**WORK INSTRUCTIONS**: How many lines in these records hold the string "grid"? State only that number.
-- Start --
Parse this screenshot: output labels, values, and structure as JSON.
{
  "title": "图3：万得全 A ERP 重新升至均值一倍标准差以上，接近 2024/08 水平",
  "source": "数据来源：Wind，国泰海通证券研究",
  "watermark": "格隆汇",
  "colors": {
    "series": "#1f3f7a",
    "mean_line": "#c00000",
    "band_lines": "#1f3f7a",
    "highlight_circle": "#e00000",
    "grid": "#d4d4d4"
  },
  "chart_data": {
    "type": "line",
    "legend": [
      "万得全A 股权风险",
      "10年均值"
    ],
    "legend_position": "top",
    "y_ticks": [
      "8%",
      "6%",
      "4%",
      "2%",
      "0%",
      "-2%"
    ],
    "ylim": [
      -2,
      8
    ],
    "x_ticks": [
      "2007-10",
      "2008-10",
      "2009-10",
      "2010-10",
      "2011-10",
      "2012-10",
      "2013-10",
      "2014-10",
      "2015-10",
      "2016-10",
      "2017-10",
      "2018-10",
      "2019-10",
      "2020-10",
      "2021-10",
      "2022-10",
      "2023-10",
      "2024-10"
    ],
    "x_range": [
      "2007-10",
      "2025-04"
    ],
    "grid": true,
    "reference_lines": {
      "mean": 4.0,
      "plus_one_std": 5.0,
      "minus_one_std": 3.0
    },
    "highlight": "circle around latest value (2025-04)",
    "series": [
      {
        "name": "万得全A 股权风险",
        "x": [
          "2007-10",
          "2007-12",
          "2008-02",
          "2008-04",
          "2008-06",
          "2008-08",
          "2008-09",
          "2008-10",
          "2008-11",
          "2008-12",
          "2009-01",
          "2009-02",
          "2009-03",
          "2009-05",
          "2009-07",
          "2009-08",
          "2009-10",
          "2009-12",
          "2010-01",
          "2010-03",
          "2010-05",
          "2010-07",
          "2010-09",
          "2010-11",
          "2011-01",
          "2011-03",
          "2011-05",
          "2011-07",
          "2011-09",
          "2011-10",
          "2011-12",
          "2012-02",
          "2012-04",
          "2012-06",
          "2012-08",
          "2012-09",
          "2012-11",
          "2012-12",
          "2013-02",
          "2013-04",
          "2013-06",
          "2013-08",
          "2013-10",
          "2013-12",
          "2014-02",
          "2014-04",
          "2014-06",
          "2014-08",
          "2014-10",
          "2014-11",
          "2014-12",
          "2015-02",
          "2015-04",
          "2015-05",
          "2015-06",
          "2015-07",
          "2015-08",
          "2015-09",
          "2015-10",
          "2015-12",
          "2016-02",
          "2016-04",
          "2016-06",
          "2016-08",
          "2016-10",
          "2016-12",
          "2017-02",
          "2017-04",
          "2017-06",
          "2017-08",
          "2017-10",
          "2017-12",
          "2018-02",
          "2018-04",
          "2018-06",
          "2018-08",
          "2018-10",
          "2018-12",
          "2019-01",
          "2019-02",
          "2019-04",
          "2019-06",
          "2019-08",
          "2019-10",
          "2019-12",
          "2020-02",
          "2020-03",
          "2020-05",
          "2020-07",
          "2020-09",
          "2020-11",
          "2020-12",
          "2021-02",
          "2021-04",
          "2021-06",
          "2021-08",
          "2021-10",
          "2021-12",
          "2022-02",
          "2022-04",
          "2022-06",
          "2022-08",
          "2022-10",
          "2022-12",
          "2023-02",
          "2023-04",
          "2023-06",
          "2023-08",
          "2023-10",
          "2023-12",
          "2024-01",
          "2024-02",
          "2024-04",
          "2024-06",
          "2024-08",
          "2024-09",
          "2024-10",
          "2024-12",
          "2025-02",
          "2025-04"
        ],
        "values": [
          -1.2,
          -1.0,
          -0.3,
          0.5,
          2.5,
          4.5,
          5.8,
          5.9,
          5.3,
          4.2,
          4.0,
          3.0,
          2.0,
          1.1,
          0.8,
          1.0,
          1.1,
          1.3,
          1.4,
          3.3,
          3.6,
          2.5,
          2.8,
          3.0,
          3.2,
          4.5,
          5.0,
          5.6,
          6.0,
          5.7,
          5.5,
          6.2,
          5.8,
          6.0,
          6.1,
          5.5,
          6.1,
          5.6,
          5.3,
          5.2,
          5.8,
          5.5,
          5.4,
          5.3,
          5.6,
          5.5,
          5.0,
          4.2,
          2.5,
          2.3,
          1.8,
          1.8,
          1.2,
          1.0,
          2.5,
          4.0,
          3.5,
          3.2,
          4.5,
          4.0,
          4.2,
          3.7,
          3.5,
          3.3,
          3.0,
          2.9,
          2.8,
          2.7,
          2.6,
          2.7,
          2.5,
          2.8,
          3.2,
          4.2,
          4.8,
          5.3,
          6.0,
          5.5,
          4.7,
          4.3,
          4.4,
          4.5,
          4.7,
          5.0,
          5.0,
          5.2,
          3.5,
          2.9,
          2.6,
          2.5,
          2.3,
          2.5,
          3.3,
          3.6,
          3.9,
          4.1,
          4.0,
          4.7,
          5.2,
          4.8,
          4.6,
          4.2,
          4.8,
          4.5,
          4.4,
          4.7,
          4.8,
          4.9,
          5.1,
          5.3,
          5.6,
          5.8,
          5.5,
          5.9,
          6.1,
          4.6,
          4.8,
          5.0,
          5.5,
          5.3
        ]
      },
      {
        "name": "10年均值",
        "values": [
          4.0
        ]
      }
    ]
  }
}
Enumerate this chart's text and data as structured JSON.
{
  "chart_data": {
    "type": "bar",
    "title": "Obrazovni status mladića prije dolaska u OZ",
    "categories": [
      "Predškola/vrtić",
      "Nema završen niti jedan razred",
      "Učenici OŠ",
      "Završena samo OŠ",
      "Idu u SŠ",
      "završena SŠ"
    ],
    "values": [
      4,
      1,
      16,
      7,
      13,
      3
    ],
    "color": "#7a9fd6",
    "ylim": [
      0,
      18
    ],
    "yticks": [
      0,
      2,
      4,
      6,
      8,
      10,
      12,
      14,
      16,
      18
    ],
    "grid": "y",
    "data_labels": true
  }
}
-- End --
-- Start --
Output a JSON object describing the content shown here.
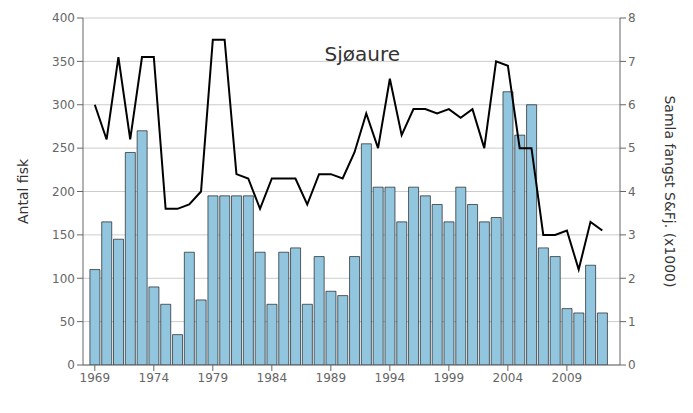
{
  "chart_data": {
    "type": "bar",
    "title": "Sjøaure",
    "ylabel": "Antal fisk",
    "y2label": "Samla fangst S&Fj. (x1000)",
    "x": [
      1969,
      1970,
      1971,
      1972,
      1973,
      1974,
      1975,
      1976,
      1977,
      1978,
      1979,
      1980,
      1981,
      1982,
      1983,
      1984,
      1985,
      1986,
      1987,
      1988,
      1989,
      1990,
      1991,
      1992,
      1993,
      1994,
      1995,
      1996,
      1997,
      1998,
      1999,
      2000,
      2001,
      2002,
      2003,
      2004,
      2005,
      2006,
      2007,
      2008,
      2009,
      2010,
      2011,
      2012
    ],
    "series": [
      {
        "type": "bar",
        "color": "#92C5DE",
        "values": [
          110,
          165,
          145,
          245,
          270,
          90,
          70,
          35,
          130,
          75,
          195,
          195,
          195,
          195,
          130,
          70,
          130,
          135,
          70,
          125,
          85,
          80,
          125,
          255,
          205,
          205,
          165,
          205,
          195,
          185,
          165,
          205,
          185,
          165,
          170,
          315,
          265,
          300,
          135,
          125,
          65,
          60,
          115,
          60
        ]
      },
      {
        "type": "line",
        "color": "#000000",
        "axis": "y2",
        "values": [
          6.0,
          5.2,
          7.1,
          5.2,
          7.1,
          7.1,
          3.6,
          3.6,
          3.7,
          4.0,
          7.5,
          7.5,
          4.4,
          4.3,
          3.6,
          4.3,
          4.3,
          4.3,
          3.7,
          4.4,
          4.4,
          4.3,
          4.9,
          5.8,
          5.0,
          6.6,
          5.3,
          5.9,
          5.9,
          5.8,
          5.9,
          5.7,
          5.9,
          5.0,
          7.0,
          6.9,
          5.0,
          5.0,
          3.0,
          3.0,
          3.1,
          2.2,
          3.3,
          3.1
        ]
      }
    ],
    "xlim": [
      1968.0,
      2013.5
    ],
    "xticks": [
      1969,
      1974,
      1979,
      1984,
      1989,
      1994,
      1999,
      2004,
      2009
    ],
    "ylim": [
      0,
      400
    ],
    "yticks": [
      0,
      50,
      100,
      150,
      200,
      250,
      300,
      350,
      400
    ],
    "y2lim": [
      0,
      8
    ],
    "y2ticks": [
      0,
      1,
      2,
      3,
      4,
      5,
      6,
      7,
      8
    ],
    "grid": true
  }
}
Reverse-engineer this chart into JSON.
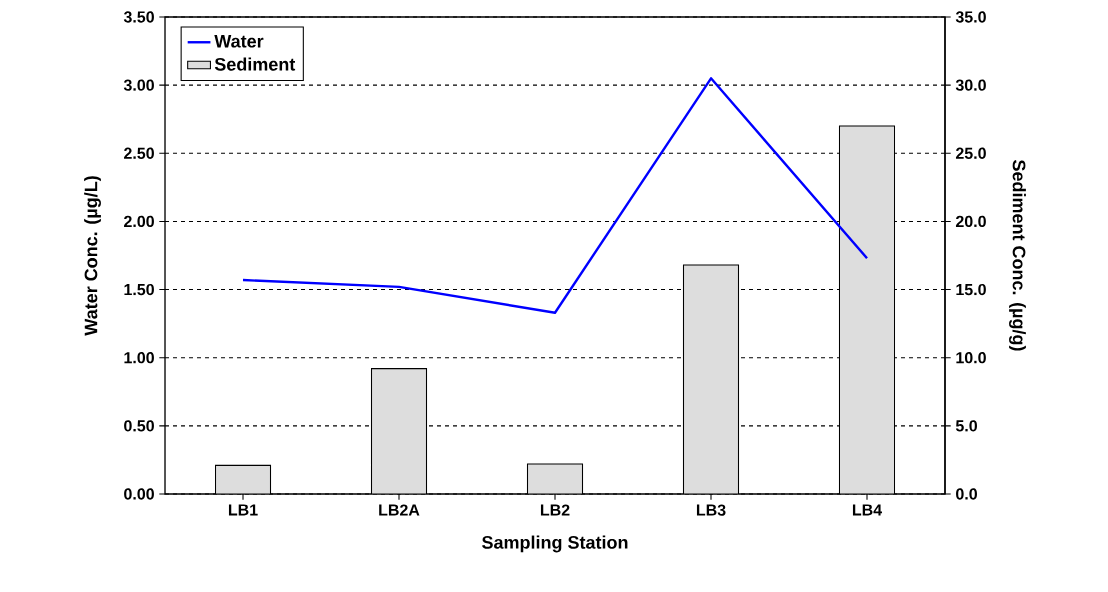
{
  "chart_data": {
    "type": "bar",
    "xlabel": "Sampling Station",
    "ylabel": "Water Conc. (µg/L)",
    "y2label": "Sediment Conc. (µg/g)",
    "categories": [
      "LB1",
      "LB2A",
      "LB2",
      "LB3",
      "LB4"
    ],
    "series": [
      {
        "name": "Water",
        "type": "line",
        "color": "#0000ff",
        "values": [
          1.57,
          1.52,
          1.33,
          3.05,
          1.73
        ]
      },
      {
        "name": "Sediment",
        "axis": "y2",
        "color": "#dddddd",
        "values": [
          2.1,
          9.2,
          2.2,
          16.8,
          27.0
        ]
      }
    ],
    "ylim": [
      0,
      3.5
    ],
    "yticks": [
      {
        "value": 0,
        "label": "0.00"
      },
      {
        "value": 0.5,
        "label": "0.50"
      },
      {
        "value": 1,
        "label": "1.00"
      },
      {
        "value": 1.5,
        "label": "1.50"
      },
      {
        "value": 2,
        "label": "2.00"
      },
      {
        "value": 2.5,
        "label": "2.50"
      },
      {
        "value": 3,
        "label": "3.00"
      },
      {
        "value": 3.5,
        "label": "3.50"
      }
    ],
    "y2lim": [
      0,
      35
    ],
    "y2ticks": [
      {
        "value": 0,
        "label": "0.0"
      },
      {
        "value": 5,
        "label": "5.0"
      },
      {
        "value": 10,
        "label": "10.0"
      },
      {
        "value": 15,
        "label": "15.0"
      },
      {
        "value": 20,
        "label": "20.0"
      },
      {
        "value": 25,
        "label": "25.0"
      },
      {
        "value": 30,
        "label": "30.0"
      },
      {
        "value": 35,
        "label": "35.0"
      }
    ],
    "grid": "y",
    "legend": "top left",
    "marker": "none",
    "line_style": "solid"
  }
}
-- End --
**REPLY TO THE EXERCISE**: 5